# ENTRIES
=====
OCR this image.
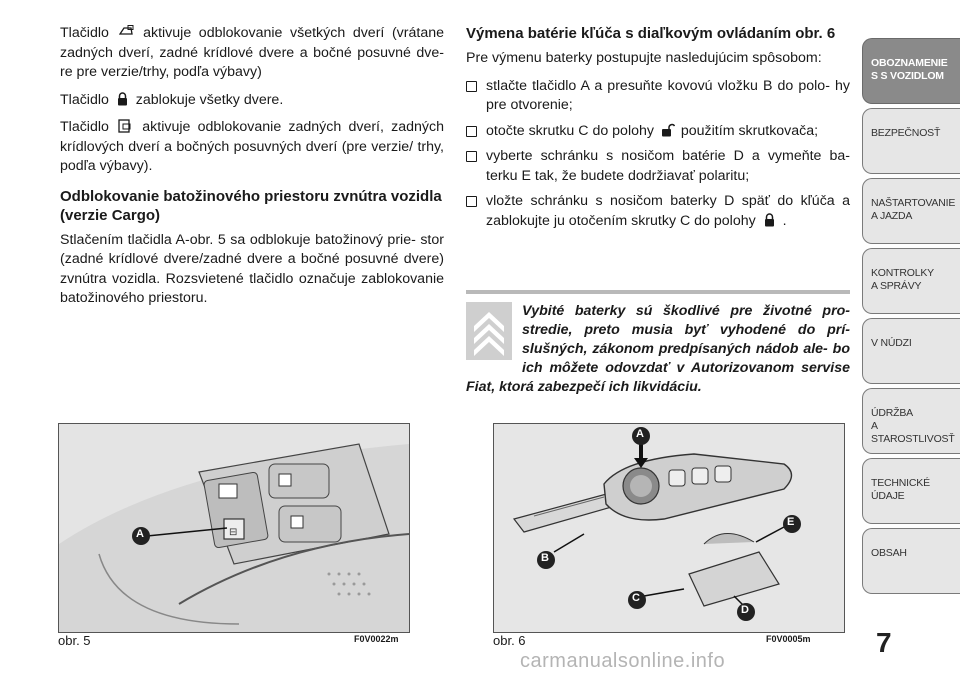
Tlačidlo aktivuje odblokovanie všetkých dverí (vrátane zadných dverí, zadné krídlové dvere a bočné posuvné dve- re pre verzie/trhy, podľa výbavy)

Tlačidlo zablokuje všetky dvere.

Tlačidlo aktivuje odblokovanie zadných dverí, zadných krídlových dverí a bočných posuvných dverí (pre verzie/ trhy, podľa výbavy).

Odblokovanie batožinového priestoru zvnútra vozidla (verzie Cargo)

Stlačením tlačidla A-obr. 5 sa odblokuje batožinový prie- stor (zadné krídlové dvere/zadné dvere a bočné posuvné dvere) zvnútra vozidla. Rozsvietené tlačidlo označuje zablokovanie batožinového priestoru.

Výmena batérie kľúča s diaľkovým ovládaním obr. 6

Pre výmenu baterky postupujte nasledujúcim spôsobom:

stlačte tlačidlo A a presuňte kovovú vložku B do polo- hy pre otvorenie;
otočte skrutku C do polohy použitím skrutkovača;
vyberte schránku s nosičom batérie D a vymeňte ba- terku E tak, že budete dodržiavať polaritu;
vložte schránku s nosičom baterky D späť do kľúča a zablokujte ju otočením skrutky C do polohy .
Vybité baterky sú škodlivé pre životné pro- stredie, preto musia byť vyhodené do prí- slušných, zákonom predpísaných nádob ale- bo ich môžete odovzdať v Autorizovanom servise Fiat, ktorá zabezpečí ich likvidáciu.
⊟
A
obr. 5	F0V0022m
A
B
C
D
E
obr. 6	F0V0005m
OBOZNAMENIE
S S VOZIDLOM
BEZPEČNOSŤ
NAŠTARTOVANIE
A JAZDA
KONTROLKY
A SPRÁVY
V NÚDZI
ÚDRŽBA
A STAROSTLIVOSŤ
TECHNICKÉ
ÚDAJE
OBSAH
7
carmanualsonline.info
=====
# AIM OF THE EXERCISE
All of the records above must be copied exactly, except for the pictures.

# SOLUTION
OCR this image.
Tlačidlo aktivuje odblokovanie všetkých dverí (vrátane zadných dverí, zadné krídlové dvere a bočné posuvné dve- re pre verzie/trhy, podľa výbavy)

Tlačidlo zablokuje všetky dvere.

Tlačidlo aktivuje odblokovanie zadných dverí, zadných krídlových dverí a bočných posuvných dverí (pre verzie/ trhy, podľa výbavy).

Odblokovanie batožinového priestoru zvnútra vozidla (verzie Cargo)

Stlačením tlačidla A-obr. 5 sa odblokuje batožinový prie- stor (zadné krídlové dvere/zadné dvere a bočné posuvné dvere) zvnútra vozidla. Rozsvietené tlačidlo označuje zablokovanie batožinového priestoru.

Výmena batérie kľúča s diaľkovým ovládaním obr. 6

Pre výmenu baterky postupujte nasledujúcim spôsobom:

stlačte tlačidlo A a presuňte kovovú vložku B do polo- hy pre otvorenie;
otočte skrutku C do polohy použitím skrutkovača;
vyberte schránku s nosičom batérie D a vymeňte ba- terku E tak, že budete dodržiavať polaritu;
vložte schránku s nosičom baterky D späť do kľúča a zablokujte ju otočením skrutky C do polohy .
Vybité baterky sú škodlivé pre životné pro- stredie, preto musia byť vyhodené do prí- slušných, zákonom predpísaných nádob ale- bo ich môžete odovzdať v Autorizovanom servise Fiat, ktorá zabezpečí ich likvidáciu.
⊟
A
obr. 5	F0V0022m
A
B
C
D
E
obr. 6	F0V0005m
OBOZNAMENIE
S S VOZIDLOM
BEZPEČNOSŤ
NAŠTARTOVANIE
A JAZDA
KONTROLKY
A SPRÁVY
V NÚDZI
ÚDRŽBA
A STAROSTLIVOSŤ
TECHNICKÉ
ÚDAJE
OBSAH
7
carmanualsonline.info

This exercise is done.